Challenge » From the records below, copy every line that contains the word "Screw".

[Recorded data]
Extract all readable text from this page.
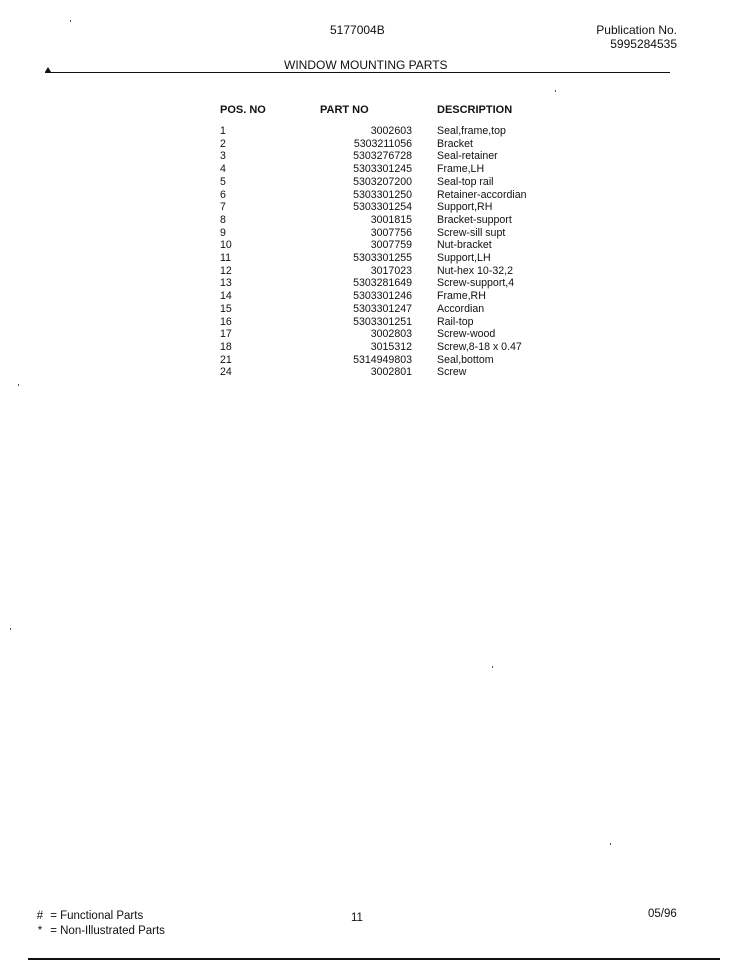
5177004B	Publication No.
5995284535
WINDOW MOUNTING PARTS
POS. NO	PART NO	DESCRIPTION
1	3002603	Seal,frame,top
2	5303211056	Bracket
3	5303276728	Seal-retainer
4	5303301245	Frame,LH
5	5303207200	Seal-top rail
6	5303301250	Retainer-accordian
7	5303301254	Support,RH
8	3001815	Bracket-support
9	3007756	Screw-sill supt
10	3007759	Nut-bracket
11	5303301255	Support,LH
12	3017023	Nut-hex 10-32,2
13	5303281649	Screw-support,4
14	5303301246	Frame,RH
15	5303301247	Accordian
16	5303301251	Rail-top
17	3002803	Screw-wood
18	3015312	Screw,8-18 x 0.47
21	5314949803	Seal,bottom
24	3002801	Screw
# = Functional Parts
* = Non-Illustrated Parts
11	05/96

Reply »
9	3007756	Screw-sill supt
13	5303281649	Screw-support,4
17	3002803	Screw-wood
18	3015312	Screw,8-18 x 0.47
24	3002801	Screw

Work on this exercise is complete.